# Work required:
Go through the entries below and pick out every line with "image".
----------
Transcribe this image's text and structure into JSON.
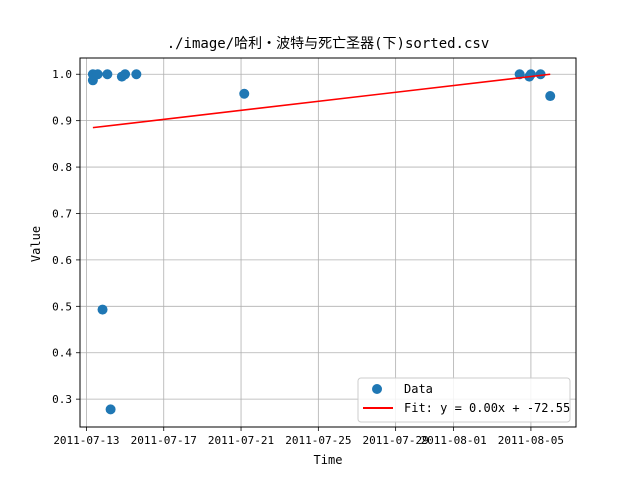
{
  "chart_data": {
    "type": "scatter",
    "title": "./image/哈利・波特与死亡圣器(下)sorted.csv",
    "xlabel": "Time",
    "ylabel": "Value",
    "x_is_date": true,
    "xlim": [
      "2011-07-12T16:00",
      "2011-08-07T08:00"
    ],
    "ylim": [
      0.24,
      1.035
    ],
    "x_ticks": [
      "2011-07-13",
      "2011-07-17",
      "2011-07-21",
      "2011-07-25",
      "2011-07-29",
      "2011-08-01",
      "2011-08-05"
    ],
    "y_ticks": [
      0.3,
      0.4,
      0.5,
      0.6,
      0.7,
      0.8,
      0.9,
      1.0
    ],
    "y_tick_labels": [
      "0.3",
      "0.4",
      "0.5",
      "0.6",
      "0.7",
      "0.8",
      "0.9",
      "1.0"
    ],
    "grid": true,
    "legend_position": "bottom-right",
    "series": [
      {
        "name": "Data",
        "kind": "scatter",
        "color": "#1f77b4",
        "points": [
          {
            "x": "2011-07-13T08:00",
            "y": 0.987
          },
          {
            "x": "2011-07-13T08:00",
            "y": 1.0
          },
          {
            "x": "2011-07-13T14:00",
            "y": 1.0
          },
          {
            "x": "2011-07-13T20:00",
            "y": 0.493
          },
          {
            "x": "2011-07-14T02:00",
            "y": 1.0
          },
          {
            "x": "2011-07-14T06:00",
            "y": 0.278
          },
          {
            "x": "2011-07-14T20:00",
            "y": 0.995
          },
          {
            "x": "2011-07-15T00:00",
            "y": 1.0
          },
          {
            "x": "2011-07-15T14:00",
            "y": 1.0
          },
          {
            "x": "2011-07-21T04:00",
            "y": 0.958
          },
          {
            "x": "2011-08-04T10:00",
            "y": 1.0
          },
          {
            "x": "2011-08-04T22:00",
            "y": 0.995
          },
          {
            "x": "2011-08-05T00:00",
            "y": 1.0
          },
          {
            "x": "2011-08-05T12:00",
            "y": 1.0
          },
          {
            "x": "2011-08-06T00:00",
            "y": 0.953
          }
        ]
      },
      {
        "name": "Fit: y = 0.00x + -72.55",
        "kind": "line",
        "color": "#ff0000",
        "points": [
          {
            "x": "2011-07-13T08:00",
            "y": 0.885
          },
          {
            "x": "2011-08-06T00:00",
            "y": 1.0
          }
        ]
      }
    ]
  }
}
----------
# Answer below:
Transcribe this image's text and structure into JSON.
    "title": "./image/哈利・波特与死亡圣器(下)sorted.csv",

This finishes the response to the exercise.